--- START OF Provided passage ---

# What Fuel Pump for VRT? Bosch 044 or Walbro GSL 392



## slc92 (Feb 9, 2005)

My stock pump is 16 yrs. old and may not be cutting it over 9psi. I'll get a fuel gauge on the car to verify but I've started looking at in-line pumps. 
Just curious as to what everyone is running and how they like it. Noise is a concern and I know the Walbro is loud but I've heard the same about the Bosch. I can get a Walbro 392/255 for $115 shipped. 
Also should the inline go after or before the fuel filter? Mounting location? Any help appreciated


----------



## vr6chris (May 26, 2003)

*Re: What Fuel Pump for VRT? Bosch 044 or Walbro GSL 392 (slc92)*

i have been running a walbro inline fed by my stock intank pump with a 130000 miles on it. i had no problem making 530+ hp with this pump. i recently bought a bosch 044 pump for my new fuel setup. and yes, the walbro is loud


----------



## slc92 (Feb 9, 2005)

*Re: What Fuel Pump for VRT? Bosch 044 or Walbro GSL 392 (vr6chris)*


_Quote, originally posted by *vr6chris* »_i have been running a walbro inline fed by my stock intank pump with a 130000 miles on it. i had no problem making 530+ hp with this pump. i recently bought a bosch 044 pump for my new fuel setup. and yes, the walbro is loud

Have you heard a Bosch for comparison? Is it that much quieter?


----------



## PjS860ct (Dec 22, 2002)

*Re: What Fuel Pump for VRT? Bosch 044 or Walbro GSL 392 (slc92)*

i am using my stock pump feeding an inline walbro pump and yes it is constantly loud... my goal is around 500whp so i think it should handle it ok...
the inline is after the stock fuel filter, bolted on the body...


----------



## slc92 (Feb 9, 2005)

*Re: What Fuel Pump for VRT? Bosch 044 or Walbro GSL 392 (PjS860ct)*

Thanks for the replies guys http://****************.com/smile/emthup.gif 
It seems like the Walbro is the cheapest and will be more than adequate for ~300-400whp. 
Anyone have any experience with the noise of a Bosch vs. the Walbro? Worth the extra ~$115-$150? 
Guess I could always try and insulate the Walbro.


----------



## Road_Ralley (Feb 4, 2001)

*Re: What Fuel Pump for VRT? Bosch 044 or Walbro GSL 392 (slc92)*

here is a walbro 255 on my friends mkii vrt, I can't find my pics so I used one of his








http://www.vwgallery.net/galle...lpump/


----------



## slc92 (Feb 9, 2005)

*Re: What Fuel Pump for VRT? Bosch 044 or Walbro GSL 392 (Road_Ralley)*

^ 
Looks like the Walbro is pre filter. Some say post filter. Any difference?
Thanks for the help.


----------



## TheDeckMan (Sep 26, 2004)

*Re: What Fuel Pump for VRT? Bosch 044 or Walbro GSL 392 (slc92)*

The 044 is 5x louder than the Walbro


----------



## NOTORIOUS VR (Sep 25, 2002)

--- END OF Provided passage ---
--- START OF Items ---

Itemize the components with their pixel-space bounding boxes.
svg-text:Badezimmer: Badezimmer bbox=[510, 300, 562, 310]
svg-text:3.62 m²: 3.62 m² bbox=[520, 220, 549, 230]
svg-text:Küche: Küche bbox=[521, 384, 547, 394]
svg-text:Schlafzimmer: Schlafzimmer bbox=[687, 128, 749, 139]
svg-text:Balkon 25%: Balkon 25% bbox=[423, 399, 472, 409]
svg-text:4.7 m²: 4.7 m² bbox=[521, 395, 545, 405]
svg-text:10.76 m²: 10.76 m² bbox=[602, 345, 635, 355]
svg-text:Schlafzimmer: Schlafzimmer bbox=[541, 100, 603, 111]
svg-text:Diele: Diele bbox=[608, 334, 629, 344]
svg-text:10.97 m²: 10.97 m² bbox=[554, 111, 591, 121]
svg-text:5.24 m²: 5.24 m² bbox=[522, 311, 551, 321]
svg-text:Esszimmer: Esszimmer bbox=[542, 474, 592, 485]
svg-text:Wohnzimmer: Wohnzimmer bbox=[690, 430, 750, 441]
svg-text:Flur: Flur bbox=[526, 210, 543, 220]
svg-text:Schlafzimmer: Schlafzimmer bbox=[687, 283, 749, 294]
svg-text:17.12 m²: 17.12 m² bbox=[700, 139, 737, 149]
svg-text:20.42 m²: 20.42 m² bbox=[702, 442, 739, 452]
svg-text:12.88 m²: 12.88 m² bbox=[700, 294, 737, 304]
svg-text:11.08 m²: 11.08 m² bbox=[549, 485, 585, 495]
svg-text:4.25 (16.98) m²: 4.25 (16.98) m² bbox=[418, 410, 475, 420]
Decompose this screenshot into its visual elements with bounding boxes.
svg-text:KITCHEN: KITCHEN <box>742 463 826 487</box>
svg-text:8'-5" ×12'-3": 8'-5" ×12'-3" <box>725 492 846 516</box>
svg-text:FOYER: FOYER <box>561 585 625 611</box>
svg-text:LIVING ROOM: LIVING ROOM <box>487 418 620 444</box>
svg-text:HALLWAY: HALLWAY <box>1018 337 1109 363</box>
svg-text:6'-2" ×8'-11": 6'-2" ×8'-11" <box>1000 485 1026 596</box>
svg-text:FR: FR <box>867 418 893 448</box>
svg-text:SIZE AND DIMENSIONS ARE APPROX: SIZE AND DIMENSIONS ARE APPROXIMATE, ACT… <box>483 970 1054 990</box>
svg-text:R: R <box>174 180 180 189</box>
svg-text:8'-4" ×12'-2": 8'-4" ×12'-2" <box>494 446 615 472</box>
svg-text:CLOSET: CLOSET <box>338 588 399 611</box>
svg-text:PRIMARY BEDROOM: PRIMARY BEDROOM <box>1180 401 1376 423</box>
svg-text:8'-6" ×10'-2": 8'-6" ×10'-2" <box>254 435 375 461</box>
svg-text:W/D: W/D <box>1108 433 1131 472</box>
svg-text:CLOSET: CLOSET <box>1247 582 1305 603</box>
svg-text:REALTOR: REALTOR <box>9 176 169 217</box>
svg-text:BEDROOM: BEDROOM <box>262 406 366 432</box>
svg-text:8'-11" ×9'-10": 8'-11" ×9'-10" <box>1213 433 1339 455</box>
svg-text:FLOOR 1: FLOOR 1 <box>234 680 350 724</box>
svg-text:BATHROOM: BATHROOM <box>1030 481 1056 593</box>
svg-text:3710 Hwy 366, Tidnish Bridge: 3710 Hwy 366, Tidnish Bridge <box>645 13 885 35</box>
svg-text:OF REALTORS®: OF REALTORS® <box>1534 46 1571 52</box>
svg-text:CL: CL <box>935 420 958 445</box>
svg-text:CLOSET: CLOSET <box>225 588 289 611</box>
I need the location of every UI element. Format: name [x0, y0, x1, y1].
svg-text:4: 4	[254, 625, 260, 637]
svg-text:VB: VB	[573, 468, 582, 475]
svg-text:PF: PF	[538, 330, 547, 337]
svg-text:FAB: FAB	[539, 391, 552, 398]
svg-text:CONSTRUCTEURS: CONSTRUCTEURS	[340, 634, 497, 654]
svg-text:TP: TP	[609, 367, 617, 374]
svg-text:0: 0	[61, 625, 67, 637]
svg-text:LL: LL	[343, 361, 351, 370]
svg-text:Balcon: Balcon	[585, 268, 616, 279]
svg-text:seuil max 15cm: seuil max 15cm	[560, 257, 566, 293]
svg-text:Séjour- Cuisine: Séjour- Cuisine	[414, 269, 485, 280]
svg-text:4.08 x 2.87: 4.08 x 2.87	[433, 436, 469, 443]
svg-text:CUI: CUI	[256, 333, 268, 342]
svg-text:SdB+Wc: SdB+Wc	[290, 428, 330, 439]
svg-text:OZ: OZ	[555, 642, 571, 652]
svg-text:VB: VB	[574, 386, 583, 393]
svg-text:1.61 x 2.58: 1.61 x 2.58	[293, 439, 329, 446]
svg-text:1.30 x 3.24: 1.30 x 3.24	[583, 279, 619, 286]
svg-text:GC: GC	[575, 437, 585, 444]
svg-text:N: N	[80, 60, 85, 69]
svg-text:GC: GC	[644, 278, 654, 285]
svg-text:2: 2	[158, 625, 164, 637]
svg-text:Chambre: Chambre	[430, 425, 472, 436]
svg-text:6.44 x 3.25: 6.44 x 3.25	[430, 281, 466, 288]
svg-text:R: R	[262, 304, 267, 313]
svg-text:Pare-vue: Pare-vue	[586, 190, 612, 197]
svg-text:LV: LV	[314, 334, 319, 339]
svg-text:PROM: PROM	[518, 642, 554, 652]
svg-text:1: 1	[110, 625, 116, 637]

--- END OF Items ---

Requirement 1: Repeat the fuel pump thread from "## PjS860ct (Dec" up to and including "handle it ok...", substituting "original pump" for "stock pump".
Requirement 2: Rewrite the source records from the first line up to and including the line with "492 846 516</box>" as a Markdown table with the columns Row and Line, numbering each line and leaving out blank lines.

Exercise result 1:
## PjS860ct (Dec 22, 2002)

*Re: What Fuel Pump for VRT? Bosch 044 or Walbro GSL 392 (slc92)*

i am using my original pump feeding an inline walbro pump and yes it is constantly loud... my goal is around 500whp so i think it should handle it ok...

Exercise result 2:
| Row | Line |
|---|---|
| 1 | Itemize the components with their pixel-space bounding boxes. |
| 2 | svg-text:Badezimmer: Badezimmer bbox=[510, 300, 562, 310] |
| 3 | svg-text:3.62 m²: 3.62 m² bbox=[520, 220, 549, 230] |
| 4 | svg-text:Küche: Küche bbox=[521, 384, 547, 394] |
| 5 | svg-text:Schlafzimmer: Schlafzimmer bbox=[687, 128, 749, 139] |
| 6 | svg-text:Balkon 25%: Balkon 25% bbox=[423, 399, 472, 409] |
| 7 | svg-text:4.7 m²: 4.7 m² bbox=[521, 395, 545, 405] |
| 8 | svg-text:10.76 m²: 10.76 m² bbox=[602, 345, 635, 355] |
| 9 | svg-text:Schlafzimmer: Schlafzimmer bbox=[541, 100, 603, 111] |
| 10 | svg-text:Diele: Diele bbox=[608, 334, 629, 344] |
| 11 | svg-text:10.97 m²: 10.97 m² bbox=[554, 111, 591, 121] |
| 12 | svg-text:5.24 m²: 5.24 m² bbox=[522, 311, 551, 321] |
| 13 | svg-text:Esszimmer: Esszimmer bbox=[542, 474, 592, 485] |
| 14 | svg-text:Wohnzimmer: Wohnzimmer bbox=[690, 430, 750, 441] |
| 15 | svg-text:Flur: Flur bbox=[526, 210, 543, 220] |
| 16 | svg-text:Schlafzimmer: Schlafzimmer bbox=[687, 283, 749, 294] |
| 17 | svg-text:17.12 m²: 17.12 m² bbox=[700, 139, 737, 149] |
| 18 | svg-text:20.42 m²: 20.42 m² bbox=[702, 442, 739, 452] |
| 19 | svg-text:12.88 m²: 12.88 m² bbox=[700, 294, 737, 304] |
| 20 | svg-text:11.08 m²: 11.08 m² bbox=[549, 485, 585, 495] |
| 21 | svg-text:4.25 (16.98) m²: 4.25 (16.98) m² bbox=[418, 410, 475, 420] |
| 22 | Decompose this screenshot into its visual elements with bounding boxes. |
| 23 | svg-text:KITCHEN: KITCHEN <box>742 463 826 487</box> |
| 24 | svg-text:8'-5" ×12'-3": 8'-5" ×12'-3" <box>725 492 846 516</box> |